Please reproduce the listing below word for word, every line unchanged.

[START OF SUPPLIED MATERIAL]

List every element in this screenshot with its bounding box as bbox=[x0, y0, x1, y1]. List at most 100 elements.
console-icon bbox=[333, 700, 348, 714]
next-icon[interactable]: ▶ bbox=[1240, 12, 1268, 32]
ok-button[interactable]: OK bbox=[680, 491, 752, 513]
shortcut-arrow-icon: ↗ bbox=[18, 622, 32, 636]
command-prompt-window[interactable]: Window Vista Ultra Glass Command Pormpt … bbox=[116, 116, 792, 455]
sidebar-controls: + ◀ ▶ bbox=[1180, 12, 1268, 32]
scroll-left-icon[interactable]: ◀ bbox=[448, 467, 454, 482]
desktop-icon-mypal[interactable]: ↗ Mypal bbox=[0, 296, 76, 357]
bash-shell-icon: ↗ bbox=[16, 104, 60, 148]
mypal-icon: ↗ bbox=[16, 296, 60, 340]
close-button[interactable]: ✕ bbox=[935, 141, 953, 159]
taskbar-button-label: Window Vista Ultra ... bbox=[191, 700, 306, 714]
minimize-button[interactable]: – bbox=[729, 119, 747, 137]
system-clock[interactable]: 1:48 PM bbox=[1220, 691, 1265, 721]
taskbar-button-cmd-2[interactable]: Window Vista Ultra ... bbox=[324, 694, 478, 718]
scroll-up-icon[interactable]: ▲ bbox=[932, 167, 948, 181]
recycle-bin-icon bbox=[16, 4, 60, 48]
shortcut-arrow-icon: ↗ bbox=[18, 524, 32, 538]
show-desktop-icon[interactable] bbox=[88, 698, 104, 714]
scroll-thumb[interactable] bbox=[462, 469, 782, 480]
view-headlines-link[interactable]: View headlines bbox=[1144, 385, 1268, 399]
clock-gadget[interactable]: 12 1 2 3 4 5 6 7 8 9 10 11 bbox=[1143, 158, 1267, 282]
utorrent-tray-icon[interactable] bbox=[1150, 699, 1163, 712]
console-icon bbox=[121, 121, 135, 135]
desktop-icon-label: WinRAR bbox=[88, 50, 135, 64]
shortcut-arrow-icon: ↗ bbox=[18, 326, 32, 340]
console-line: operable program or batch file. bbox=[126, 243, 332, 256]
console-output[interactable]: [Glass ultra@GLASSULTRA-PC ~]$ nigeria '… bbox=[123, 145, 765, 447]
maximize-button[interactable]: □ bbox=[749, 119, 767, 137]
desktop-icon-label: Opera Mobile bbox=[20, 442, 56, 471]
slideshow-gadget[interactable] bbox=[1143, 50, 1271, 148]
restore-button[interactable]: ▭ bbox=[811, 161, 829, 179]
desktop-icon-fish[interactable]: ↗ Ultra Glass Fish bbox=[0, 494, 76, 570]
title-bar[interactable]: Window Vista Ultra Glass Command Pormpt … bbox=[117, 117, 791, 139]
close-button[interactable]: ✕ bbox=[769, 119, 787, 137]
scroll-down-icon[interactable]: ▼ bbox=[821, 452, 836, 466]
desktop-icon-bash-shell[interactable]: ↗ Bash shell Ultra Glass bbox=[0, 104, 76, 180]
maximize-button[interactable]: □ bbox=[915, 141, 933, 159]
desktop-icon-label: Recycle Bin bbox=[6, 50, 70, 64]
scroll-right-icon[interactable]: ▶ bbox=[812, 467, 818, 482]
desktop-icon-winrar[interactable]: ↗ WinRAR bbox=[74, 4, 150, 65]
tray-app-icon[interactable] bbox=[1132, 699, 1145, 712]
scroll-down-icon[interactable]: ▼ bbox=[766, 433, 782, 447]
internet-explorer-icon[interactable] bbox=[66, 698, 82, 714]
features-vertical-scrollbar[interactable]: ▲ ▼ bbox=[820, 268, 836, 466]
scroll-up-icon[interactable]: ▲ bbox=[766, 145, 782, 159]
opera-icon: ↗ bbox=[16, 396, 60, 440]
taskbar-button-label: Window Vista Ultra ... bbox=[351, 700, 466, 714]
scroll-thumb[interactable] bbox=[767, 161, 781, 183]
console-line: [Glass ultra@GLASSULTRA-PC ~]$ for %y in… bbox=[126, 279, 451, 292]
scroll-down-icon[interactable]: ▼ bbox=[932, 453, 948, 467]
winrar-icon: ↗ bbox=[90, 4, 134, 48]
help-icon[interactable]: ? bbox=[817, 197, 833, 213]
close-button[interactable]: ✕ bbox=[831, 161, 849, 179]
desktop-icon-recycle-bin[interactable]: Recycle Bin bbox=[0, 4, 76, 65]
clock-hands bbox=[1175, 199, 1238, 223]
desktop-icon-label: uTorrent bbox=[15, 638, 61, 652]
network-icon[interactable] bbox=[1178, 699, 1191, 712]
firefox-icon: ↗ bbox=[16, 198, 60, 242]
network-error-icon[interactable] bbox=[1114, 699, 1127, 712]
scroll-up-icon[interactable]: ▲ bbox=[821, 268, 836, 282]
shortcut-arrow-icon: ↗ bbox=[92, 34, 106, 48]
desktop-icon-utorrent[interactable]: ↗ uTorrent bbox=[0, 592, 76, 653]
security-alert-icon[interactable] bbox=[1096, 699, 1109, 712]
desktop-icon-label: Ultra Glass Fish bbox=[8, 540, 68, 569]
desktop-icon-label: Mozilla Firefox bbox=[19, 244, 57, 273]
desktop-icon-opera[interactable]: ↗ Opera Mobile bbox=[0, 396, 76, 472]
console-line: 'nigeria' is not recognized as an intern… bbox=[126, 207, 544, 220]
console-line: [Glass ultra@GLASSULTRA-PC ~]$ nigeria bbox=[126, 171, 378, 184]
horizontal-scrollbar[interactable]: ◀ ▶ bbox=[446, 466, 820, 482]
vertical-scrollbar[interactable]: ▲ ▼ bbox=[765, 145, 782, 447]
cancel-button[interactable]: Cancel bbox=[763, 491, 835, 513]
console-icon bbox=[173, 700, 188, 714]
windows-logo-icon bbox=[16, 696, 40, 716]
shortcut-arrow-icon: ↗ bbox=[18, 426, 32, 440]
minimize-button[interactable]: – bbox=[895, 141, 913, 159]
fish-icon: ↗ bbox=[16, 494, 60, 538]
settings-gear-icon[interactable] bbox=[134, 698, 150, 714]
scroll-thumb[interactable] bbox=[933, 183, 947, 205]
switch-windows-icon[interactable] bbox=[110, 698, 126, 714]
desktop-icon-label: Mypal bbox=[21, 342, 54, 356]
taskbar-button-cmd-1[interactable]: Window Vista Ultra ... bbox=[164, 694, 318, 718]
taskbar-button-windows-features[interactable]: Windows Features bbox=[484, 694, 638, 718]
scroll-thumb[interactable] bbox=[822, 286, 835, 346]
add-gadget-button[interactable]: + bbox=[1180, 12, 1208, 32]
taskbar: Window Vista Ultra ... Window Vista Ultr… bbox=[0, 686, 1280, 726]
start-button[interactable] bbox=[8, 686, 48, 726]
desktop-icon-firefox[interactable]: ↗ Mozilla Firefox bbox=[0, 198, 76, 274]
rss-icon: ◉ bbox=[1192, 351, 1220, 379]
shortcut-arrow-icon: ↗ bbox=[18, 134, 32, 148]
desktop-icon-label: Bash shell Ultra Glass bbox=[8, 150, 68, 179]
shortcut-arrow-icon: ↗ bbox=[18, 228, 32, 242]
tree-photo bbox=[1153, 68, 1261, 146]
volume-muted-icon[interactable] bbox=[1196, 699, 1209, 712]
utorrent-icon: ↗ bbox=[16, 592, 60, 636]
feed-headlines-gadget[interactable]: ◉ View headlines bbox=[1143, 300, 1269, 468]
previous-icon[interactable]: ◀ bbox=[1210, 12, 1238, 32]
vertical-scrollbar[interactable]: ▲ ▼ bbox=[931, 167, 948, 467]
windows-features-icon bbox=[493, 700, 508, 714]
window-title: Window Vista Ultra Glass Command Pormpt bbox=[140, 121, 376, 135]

[END OF SUPPLIED MATERIAL]

**THE COMPLETED TASK**
List every element in this screenshot with its bounding box as bbox=[x0, y0, x1, y1]. List at most 100 elements.
console-icon bbox=[333, 700, 348, 714]
next-icon[interactable]: ▶ bbox=[1240, 12, 1268, 32]
ok-button[interactable]: OK bbox=[680, 491, 752, 513]
shortcut-arrow-icon: ↗ bbox=[18, 622, 32, 636]
command-prompt-window[interactable]: Window Vista Ultra Glass Command Pormpt … bbox=[116, 116, 792, 455]
sidebar-controls: + ◀ ▶ bbox=[1180, 12, 1268, 32]
scroll-left-icon[interactable]: ◀ bbox=[448, 467, 454, 482]
desktop-icon-mypal[interactable]: ↗ Mypal bbox=[0, 296, 76, 357]
bash-shell-icon: ↗ bbox=[16, 104, 60, 148]
mypal-icon: ↗ bbox=[16, 296, 60, 340]
close-button[interactable]: ✕ bbox=[935, 141, 953, 159]
taskbar-button-label: Window Vista Ultra ... bbox=[191, 700, 306, 714]
minimize-button[interactable]: – bbox=[729, 119, 747, 137]
system-clock[interactable]: 1:48 PM bbox=[1220, 691, 1265, 721]
taskbar-button-cmd-2[interactable]: Window Vista Ultra ... bbox=[324, 694, 478, 718]
scroll-up-icon[interactable]: ▲ bbox=[932, 167, 948, 181]
recycle-bin-icon bbox=[16, 4, 60, 48]
shortcut-arrow-icon: ↗ bbox=[18, 524, 32, 538]
show-desktop-icon[interactable] bbox=[88, 698, 104, 714]
scroll-thumb[interactable] bbox=[462, 469, 782, 480]
view-headlines-link[interactable]: View headlines bbox=[1144, 385, 1268, 399]
clock-gadget[interactable]: 12 1 2 3 4 5 6 7 8 9 10 11 bbox=[1143, 158, 1267, 282]
utorrent-tray-icon[interactable] bbox=[1150, 699, 1163, 712]
console-icon bbox=[121, 121, 135, 135]
desktop-icon-label: WinRAR bbox=[88, 50, 135, 64]
shortcut-arrow-icon: ↗ bbox=[18, 326, 32, 340]
console-line: operable program or batch file. bbox=[126, 243, 332, 256]
console-output[interactable]: [Glass ultra@GLASSULTRA-PC ~]$ nigeria '… bbox=[123, 145, 765, 447]
maximize-button[interactable]: □ bbox=[749, 119, 767, 137]
desktop-icon-label: Opera Mobile bbox=[20, 442, 56, 471]
slideshow-gadget[interactable] bbox=[1143, 50, 1271, 148]
restore-button[interactable]: ▭ bbox=[811, 161, 829, 179]
desktop-icon-fish[interactable]: ↗ Ultra Glass Fish bbox=[0, 494, 76, 570]
title-bar[interactable]: Window Vista Ultra Glass Command Pormpt … bbox=[117, 117, 791, 139]
close-button[interactable]: ✕ bbox=[769, 119, 787, 137]
scroll-down-icon[interactable]: ▼ bbox=[821, 452, 836, 466]
desktop-icon-bash-shell[interactable]: ↗ Bash shell Ultra Glass bbox=[0, 104, 76, 180]
maximize-button[interactable]: □ bbox=[915, 141, 933, 159]
desktop-icon-label: Recycle Bin bbox=[6, 50, 70, 64]
scroll-right-icon[interactable]: ▶ bbox=[812, 467, 818, 482]
desktop-icon-winrar[interactable]: ↗ WinRAR bbox=[74, 4, 150, 65]
tray-app-icon[interactable] bbox=[1132, 699, 1145, 712]
scroll-down-icon[interactable]: ▼ bbox=[766, 433, 782, 447]
internet-explorer-icon[interactable] bbox=[66, 698, 82, 714]
features-vertical-scrollbar[interactable]: ▲ ▼ bbox=[820, 268, 836, 466]
scroll-up-icon[interactable]: ▲ bbox=[766, 145, 782, 159]
opera-icon: ↗ bbox=[16, 396, 60, 440]
taskbar-button-label: Window Vista Ultra ... bbox=[351, 700, 466, 714]
scroll-thumb[interactable] bbox=[767, 161, 781, 183]
console-line: [Glass ultra@GLASSULTRA-PC ~]$ for %y in… bbox=[126, 279, 451, 292]
scroll-down-icon[interactable]: ▼ bbox=[932, 453, 948, 467]
winrar-icon: ↗ bbox=[90, 4, 134, 48]
help-icon[interactable]: ? bbox=[817, 197, 833, 213]
close-button[interactable]: ✕ bbox=[831, 161, 849, 179]
desktop-icon-recycle-bin[interactable]: Recycle Bin bbox=[0, 4, 76, 65]
clock-hands bbox=[1175, 199, 1238, 223]
desktop-icon-label: uTorrent bbox=[15, 638, 61, 652]
network-icon[interactable] bbox=[1178, 699, 1191, 712]
firefox-icon: ↗ bbox=[16, 198, 60, 242]
network-error-icon[interactable] bbox=[1114, 699, 1127, 712]
scroll-up-icon[interactable]: ▲ bbox=[821, 268, 836, 282]
shortcut-arrow-icon: ↗ bbox=[92, 34, 106, 48]
desktop-icon-utorrent[interactable]: ↗ uTorrent bbox=[0, 592, 76, 653]
security-alert-icon[interactable] bbox=[1096, 699, 1109, 712]
desktop-icon-label: Ultra Glass Fish bbox=[8, 540, 68, 569]
desktop-icon-label: Mozilla Firefox bbox=[19, 244, 57, 273]
desktop-icon-opera[interactable]: ↗ Opera Mobile bbox=[0, 396, 76, 472]
console-line: 'nigeria' is not recognized as an intern… bbox=[126, 207, 544, 220]
console-line: [Glass ultra@GLASSULTRA-PC ~]$ nigeria bbox=[126, 171, 378, 184]
horizontal-scrollbar[interactable]: ◀ ▶ bbox=[446, 466, 820, 482]
vertical-scrollbar[interactable]: ▲ ▼ bbox=[765, 145, 782, 447]
cancel-button[interactable]: Cancel bbox=[763, 491, 835, 513]
console-icon bbox=[173, 700, 188, 714]
windows-logo-icon bbox=[16, 696, 40, 716]
shortcut-arrow-icon: ↗ bbox=[18, 426, 32, 440]
minimize-button[interactable]: – bbox=[895, 141, 913, 159]
fish-icon: ↗ bbox=[16, 494, 60, 538]
settings-gear-icon[interactable] bbox=[134, 698, 150, 714]
scroll-thumb[interactable] bbox=[933, 183, 947, 205]
switch-windows-icon[interactable] bbox=[110, 698, 126, 714]
desktop-icon-label: Mypal bbox=[21, 342, 54, 356]
taskbar-button-cmd-1[interactable]: Window Vista Ultra ... bbox=[164, 694, 318, 718]
taskbar-button-windows-features[interactable]: Windows Features bbox=[484, 694, 638, 718]
scroll-thumb[interactable] bbox=[822, 286, 835, 346]
add-gadget-button[interactable]: + bbox=[1180, 12, 1208, 32]
taskbar: Window Vista Ultra ... Window Vista Ultr… bbox=[0, 686, 1280, 726]
start-button[interactable] bbox=[8, 686, 48, 726]
desktop-icon-firefox[interactable]: ↗ Mozilla Firefox bbox=[0, 198, 76, 274]
rss-icon: ◉ bbox=[1192, 351, 1220, 379]
shortcut-arrow-icon: ↗ bbox=[18, 134, 32, 148]
desktop-icon-label: Bash shell Ultra Glass bbox=[8, 150, 68, 179]
shortcut-arrow-icon: ↗ bbox=[18, 228, 32, 242]
tree-photo bbox=[1153, 68, 1261, 146]
volume-muted-icon[interactable] bbox=[1196, 699, 1209, 712]
utorrent-icon: ↗ bbox=[16, 592, 60, 636]
feed-headlines-gadget[interactable]: ◉ View headlines bbox=[1143, 300, 1269, 468]
previous-icon[interactable]: ◀ bbox=[1210, 12, 1238, 32]
vertical-scrollbar[interactable]: ▲ ▼ bbox=[931, 167, 948, 467]
windows-features-icon bbox=[493, 700, 508, 714]
window-title: Window Vista Ultra Glass Command Pormpt bbox=[140, 121, 376, 135]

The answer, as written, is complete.